Pislik

Görünürde meselenin iki tarafı var: (a) Bilal Meşe, (b) Arda Turan.

***

Bilal Meşe kimdir, kimin nesidir, ne yazar bilmem. Ama içinde yer aldığı sektör hakkında çok net kanaatlerim var. Aslında Zafer Mutlu “ne gazeteciliği kardeşim, biz burada dükkân açtık patronumuza para kazandırmaya çalışıyoruz” dediğinde biçimlenmesi gereken kanaatlerdi ama…

Buraya bir parantez açayım. Biz hastalanıyoruz, sonra iyileşiyoruz. Yani eski halimize dönüyoruz. Herhalde bu tecrübenin neticesi olarak, kurumlar, sosyal strüktürler filan rahatsızlandığında da benzer şey olacak, bir biçimde hastalık giderilecek, her şey eski haline dönecek diye varsayıyoruz. Zafer Mutlu, bana öyle gelmişti ki, köklü bir geleneği olan gazetecilik kurumunda geçici bir arıza. Kurum bir biçimde, kendi iç dinamikleriyle, olmazsa müdahale edilerek bu arızayı giderecek, gazetecilik denen meslek eski haline dönecek… Filan.

Sonra Enver Ören Çiller ve Yılmaz ile pazarlığa “benim heybemde şu kadar yüz bin kişi var” diye başladığında, TGRT izleyicilerini kendi malı olarak masaya koyduğunda, ne kadar beyhude bir beklenti içinde olduğumu anlamıştım. Medya —eğer daha önceden öyle değildiyse bile— artık başka bir şeydi. Artık nedensel çalışmıyordu, niçinsel çalışıyordu. Bir şeyler vuku bulduğu için haber yapılmıyordu, bir takım neticeleri hâsıl etmek için haber imal ediliyordu.

Bana “ne kadar safmışsın, hali anlamak için o kadar beklemen gerekmiş” demeyin. Bugün hâlâ hemen herkes, medyanın bu düzeninin değişebileceği, yeniden eski günlere dönülebileceği varsayımıyla davranıyor.

Bugün. Hâlâ.

Yani BBC’nin May’in bütün vasıfsızlığını ve gaflarını örtbas edip, Corbyn’in önünü kesebilmek için alenen ve utanmazca taraf olduğu şartlarda. (May, Corbyn ve Britanya hakkında ayrıca tartışırız gerekirse, ama şimdiden şunu diyeyim: Şunun veya bunun tarafında değilim, sadece BBC gibi tarafsız gazetecilik efsanesinin sembolü olarak gösterilen bir kurumun bile bahse konu olan efsaneyi umursamaktan caydığına işaret etmek istiyorum.)
—————
--- Verilen görev 1 ---
Kayıtlarda "svg-text:(1216): (1216) xyxy=(579,243,630,264)" geçen satırdan kayıtların sonuna kadar olan satırları, iki uç da dahil, aynen tekrarla.
Sayfa metni ile kayıtlar birbirinden bağımsızdır.

Açıklamalı bölge listeleri:
—————
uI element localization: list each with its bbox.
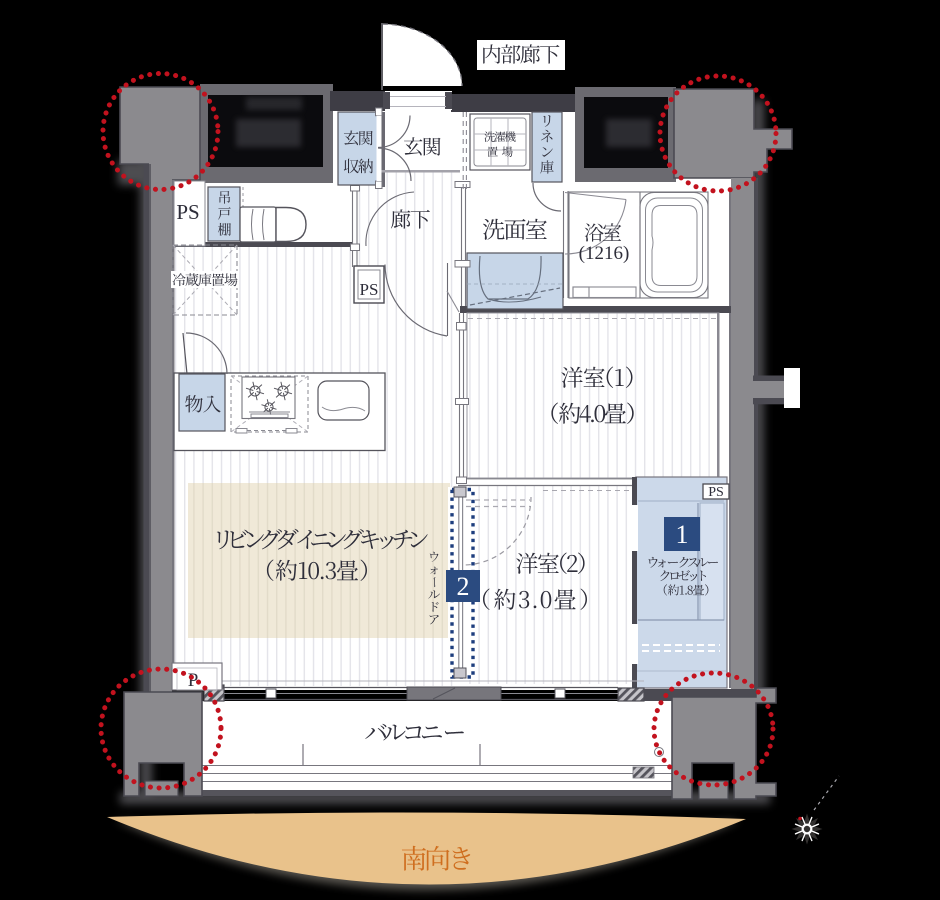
svg-text:(1216): (1216) xyxy=(579,243,630,264)
svg-text:P: P xyxy=(188,670,199,691)
svg-text:2: 2 xyxy=(457,572,470,601)
svg-text:1: 1 xyxy=(676,520,689,549)
svg-text:PS: PS xyxy=(708,485,724,500)
svg-text:PS: PS xyxy=(176,200,199,224)
svg-text:PS: PS xyxy=(360,280,379,299)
—————
--- Verilen görev 2 ---
Sayfa metnindeki "Sonra Enver Ören Çiller ve Yılmaz ile" diye başlayan paragrafı ana bilgilerini koruyarak daha kısa biçimde yeniden yaz.

--- Görev sonucu 1 ---
svg-text:(1216): (1216) xyxy=(579,243,630,264)
svg-text:P: P xyxy=(188,670,199,691)
svg-text:2: 2 xyxy=(457,572,470,601)
svg-text:1: 1 xyxy=(676,520,689,549)
svg-text:PS: PS xyxy=(708,485,724,500)
svg-text:PS: PS xyxy=(176,200,199,224)
svg-text:PS: PS xyxy=(360,280,379,299)

--- Görev sonucu 2 ---
Enver Ören, Çiller ve Yılmaz'la pazarlığa TGRT izleyicilerini kendi malı gibi masaya koyarak başlayınca yazar, beklentisinin boşuna olduğunu anladı. Medya artık başka bir şeydi: Olan bitenden ötürü haber yapmıyor, belli sonuçlar doğurmak için haber üretiyordu.